** DOCUMENT **
>> begin

Haben appears to be one of the most important verbs imaginable. And some language do fine without it … 

For example Finnish. Finnish does not have the verb haben. Instead of saying„I have 10 Euro“ they say „With me are 10 Euro.“. This pretty cool I think and I was really surprised about that when I started learning Finnish … and speaking of cool … in Finnish human and miracle / wonder are the same word.
But let’s get back to German before you head over to a Finnish learning site :).

So… the haben-prefixes.
I don’t want to talk about haben itself. The only thing I want to mention is this: you can’t haben food or drinks in German.

  • I had a beer.
  • Ich hatte ein Bier.

In German, that means that you had got hold of A beer at some point…. but did you drink it? Sell it? Name it? Put it in your fridge? Also, was it yours? Did you watch after it for someone else? I don’t know. It is just soooo vague …. no I am kidding. Of course people will understand you but this English way of saying “I had food/drink” simply doesn’t translate at all. You will need to use eat or drink in addition. It might sound redundant but hey… it’s German. You have to be specific.

>> end

** DATA SECTION **
>> begin

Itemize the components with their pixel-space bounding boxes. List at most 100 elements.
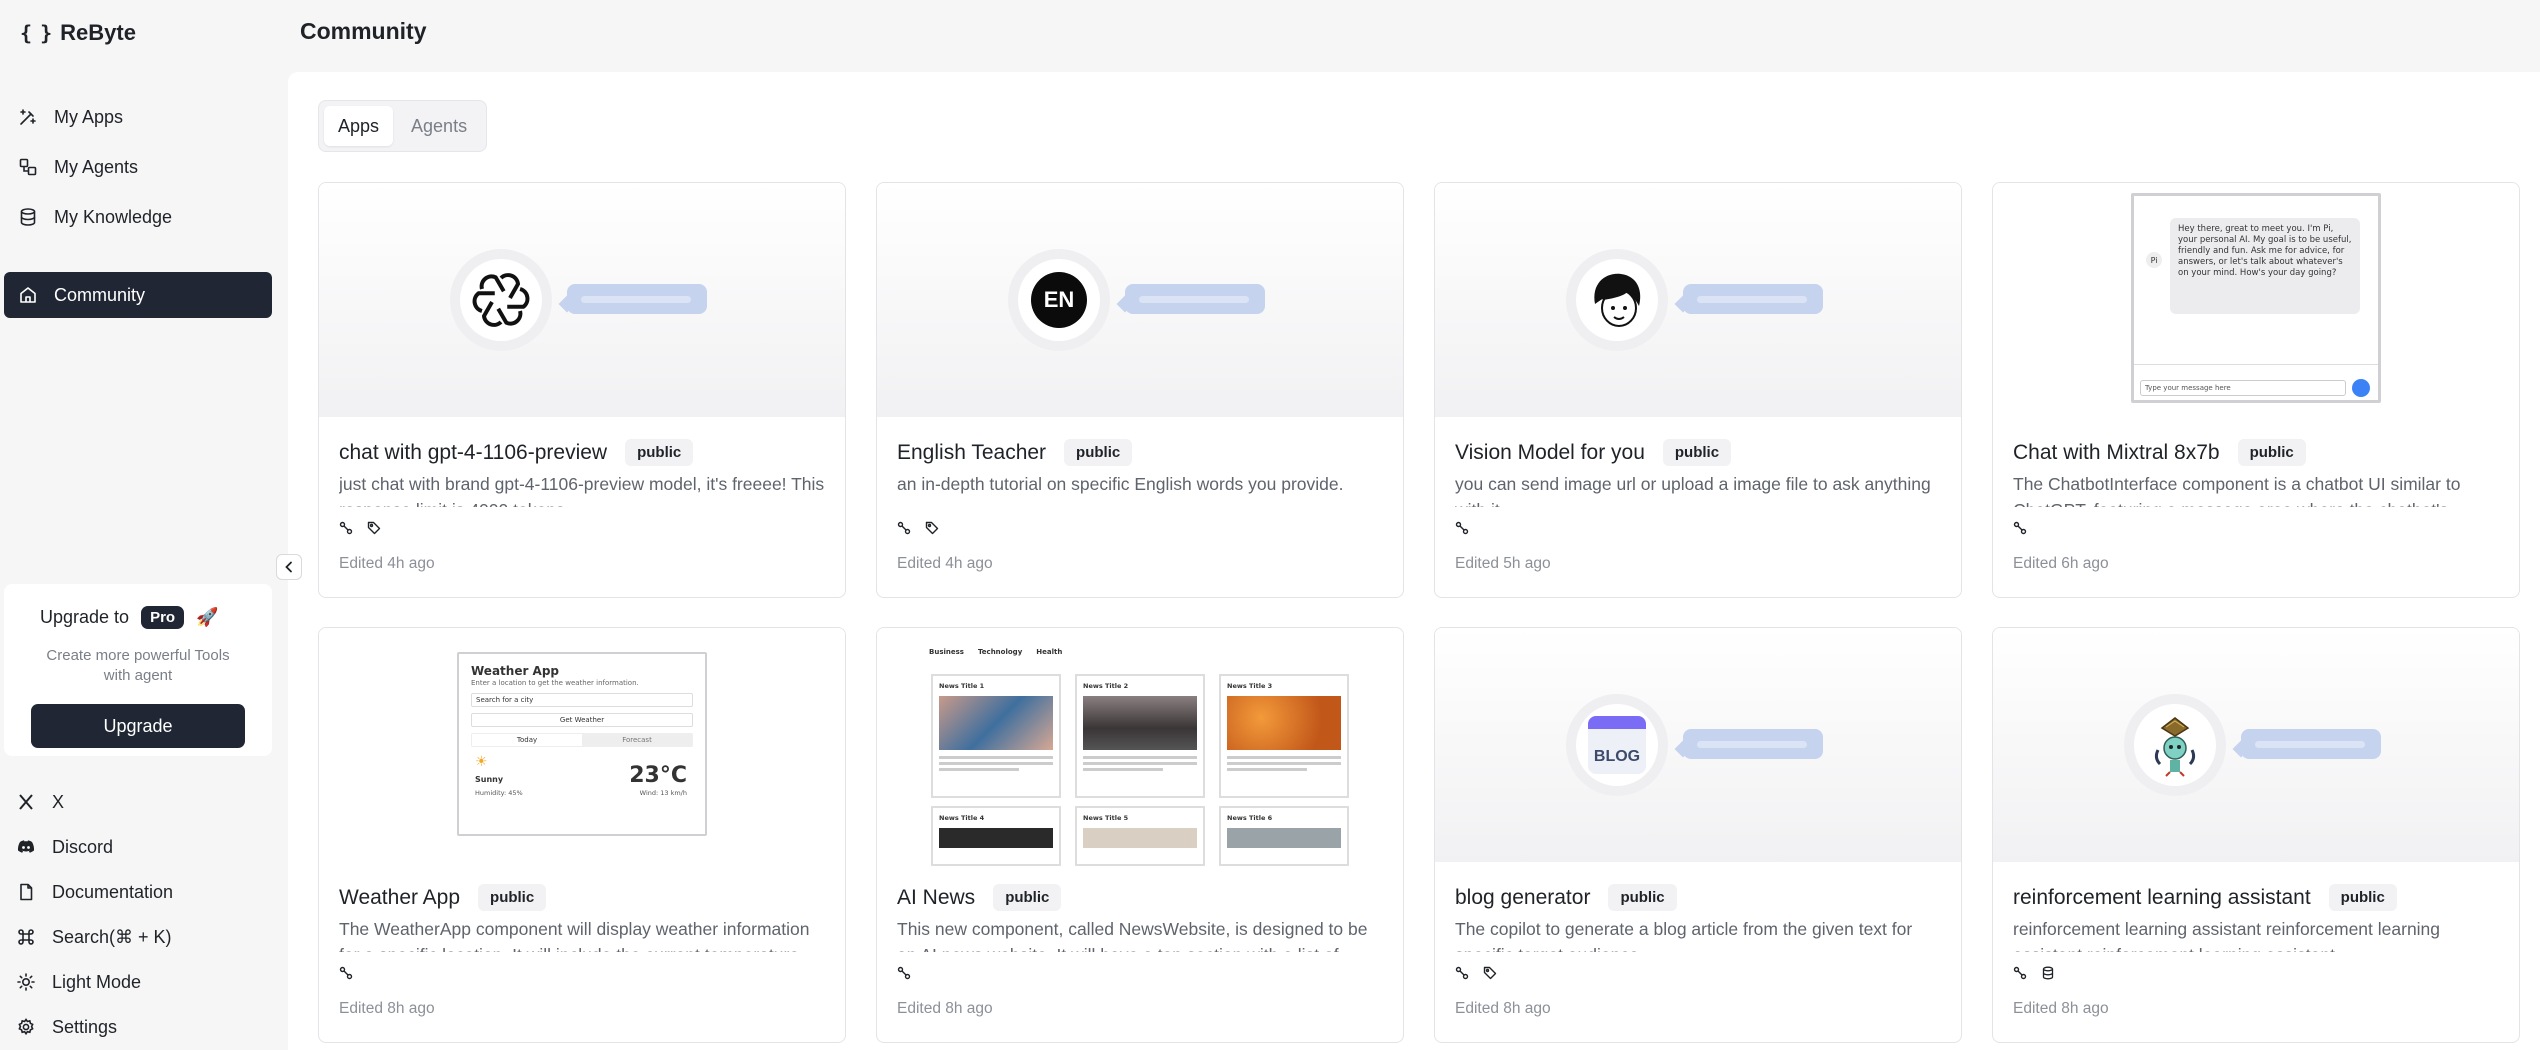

>> end

** WORK TO COMPLETE **
Summarize the text about the German verb haben in two sentences. The listing isn't needed for this.

** ANSWER FOR THE TASK **
Some languages, such as Finnish, manage without a verb haben, so Finnish says "With me are 10 Euro" instead of "I have 10 Euro." In German you can't haben food or drinks, so the English way of saying "I had a beer" doesn't translate, and you need to use eat or drink in addition.